Instructions for the task: Go through the entries and transcribe each one exactly, dropping the pictures.

Records supplied:

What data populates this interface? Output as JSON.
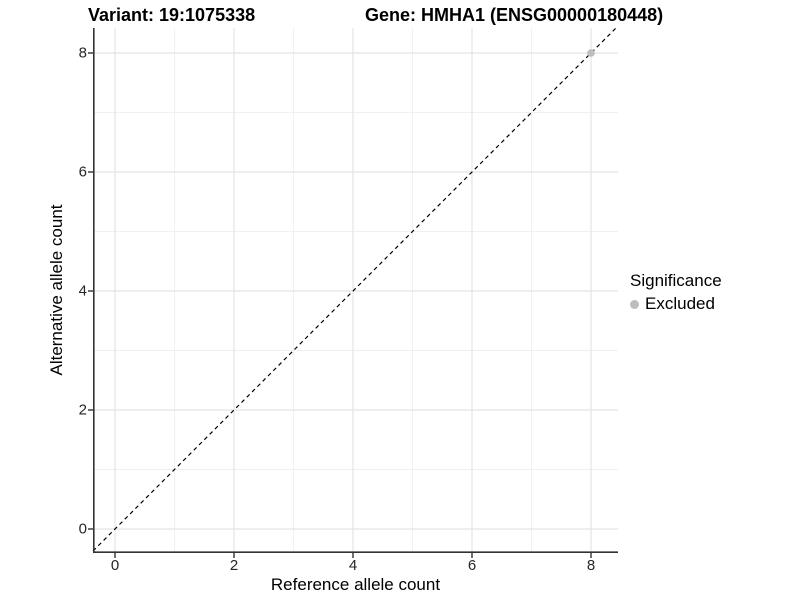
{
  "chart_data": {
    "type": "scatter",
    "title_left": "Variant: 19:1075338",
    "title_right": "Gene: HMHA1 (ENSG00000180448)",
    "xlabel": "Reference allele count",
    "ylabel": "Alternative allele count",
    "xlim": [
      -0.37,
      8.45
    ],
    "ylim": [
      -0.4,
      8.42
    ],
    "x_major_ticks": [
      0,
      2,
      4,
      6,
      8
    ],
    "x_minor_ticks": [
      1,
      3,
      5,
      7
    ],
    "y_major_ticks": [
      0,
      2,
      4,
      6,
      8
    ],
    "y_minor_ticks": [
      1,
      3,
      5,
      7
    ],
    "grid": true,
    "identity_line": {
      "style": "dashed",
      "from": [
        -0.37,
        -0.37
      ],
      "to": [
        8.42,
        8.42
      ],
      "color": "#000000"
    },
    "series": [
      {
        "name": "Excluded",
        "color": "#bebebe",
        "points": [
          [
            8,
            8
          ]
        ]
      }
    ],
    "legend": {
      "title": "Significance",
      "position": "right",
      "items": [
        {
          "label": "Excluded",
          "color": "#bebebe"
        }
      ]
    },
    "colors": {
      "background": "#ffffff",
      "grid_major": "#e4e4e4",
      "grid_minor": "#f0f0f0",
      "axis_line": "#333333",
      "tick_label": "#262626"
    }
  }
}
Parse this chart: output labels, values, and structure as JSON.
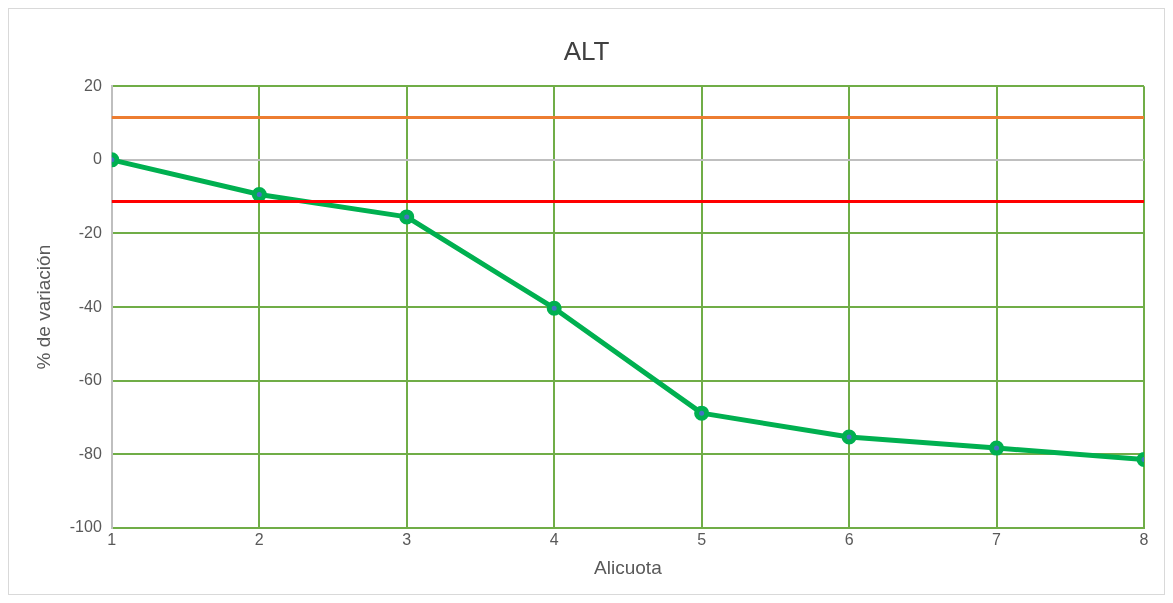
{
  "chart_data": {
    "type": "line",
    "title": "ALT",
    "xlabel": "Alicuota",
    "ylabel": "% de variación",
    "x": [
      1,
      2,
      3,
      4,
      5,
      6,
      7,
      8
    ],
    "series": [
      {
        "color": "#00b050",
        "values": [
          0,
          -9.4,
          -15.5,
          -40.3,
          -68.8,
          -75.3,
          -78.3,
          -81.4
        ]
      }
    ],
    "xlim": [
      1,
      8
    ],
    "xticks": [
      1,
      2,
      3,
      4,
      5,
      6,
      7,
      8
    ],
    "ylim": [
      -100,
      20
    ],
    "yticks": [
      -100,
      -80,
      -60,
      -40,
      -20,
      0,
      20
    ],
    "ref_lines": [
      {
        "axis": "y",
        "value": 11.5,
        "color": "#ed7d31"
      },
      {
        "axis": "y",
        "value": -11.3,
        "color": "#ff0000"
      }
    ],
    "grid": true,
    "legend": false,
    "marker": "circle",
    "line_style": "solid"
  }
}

Solution to this task:
What data populates this interface? Output as JSON.
{
  "chart_data": {
    "type": "scatter",
    "title_left": "Variant: 19:1075338",
    "title_right": "Gene: HMHA1 (ENSG00000180448)",
    "xlabel": "Reference allele count",
    "ylabel": "Alternative allele count",
    "xlim": [
      -0.37,
      8.45
    ],
    "ylim": [
      -0.4,
      8.42
    ],
    "x_major_ticks": [
      0,
      2,
      4,
      6,
      8
    ],
    "x_minor_ticks": [
      1,
      3,
      5,
      7
    ],
    "y_major_ticks": [
      0,
      2,
      4,
      6,
      8
    ],
    "y_minor_ticks": [
      1,
      3,
      5,
      7
    ],
    "grid": true,
    "identity_line": {
      "style": "dashed",
      "from": [
        -0.37,
        -0.37
      ],
      "to": [
        8.42,
        8.42
      ],
      "color": "#000000"
    },
    "series": [
      {
        "name": "Excluded",
        "color": "#bebebe",
        "points": [
          [
            8,
            8
          ]
        ]
      }
    ],
    "legend": {
      "title": "Significance",
      "position": "right",
      "items": [
        {
          "label": "Excluded",
          "color": "#bebebe"
        }
      ]
    },
    "colors": {
      "background": "#ffffff",
      "grid_major": "#e4e4e4",
      "grid_minor": "#f0f0f0",
      "axis_line": "#333333",
      "tick_label": "#262626"
    }
  }
}
Parse this chart: output labels, values, and structure as JSON.
{
  "chart_data": {
    "type": "line",
    "title": "ALT",
    "xlabel": "Alicuota",
    "ylabel": "% de variación",
    "x": [
      1,
      2,
      3,
      4,
      5,
      6,
      7,
      8
    ],
    "series": [
      {
        "color": "#00b050",
        "values": [
          0,
          -9.4,
          -15.5,
          -40.3,
          -68.8,
          -75.3,
          -78.3,
          -81.4
        ]
      }
    ],
    "xlim": [
      1,
      8
    ],
    "xticks": [
      1,
      2,
      3,
      4,
      5,
      6,
      7,
      8
    ],
    "ylim": [
      -100,
      20
    ],
    "yticks": [
      -100,
      -80,
      -60,
      -40,
      -20,
      0,
      20
    ],
    "ref_lines": [
      {
        "axis": "y",
        "value": 11.5,
        "color": "#ed7d31"
      },
      {
        "axis": "y",
        "value": -11.3,
        "color": "#ff0000"
      }
    ],
    "grid": true,
    "legend": false,
    "marker": "circle",
    "line_style": "solid"
  }
}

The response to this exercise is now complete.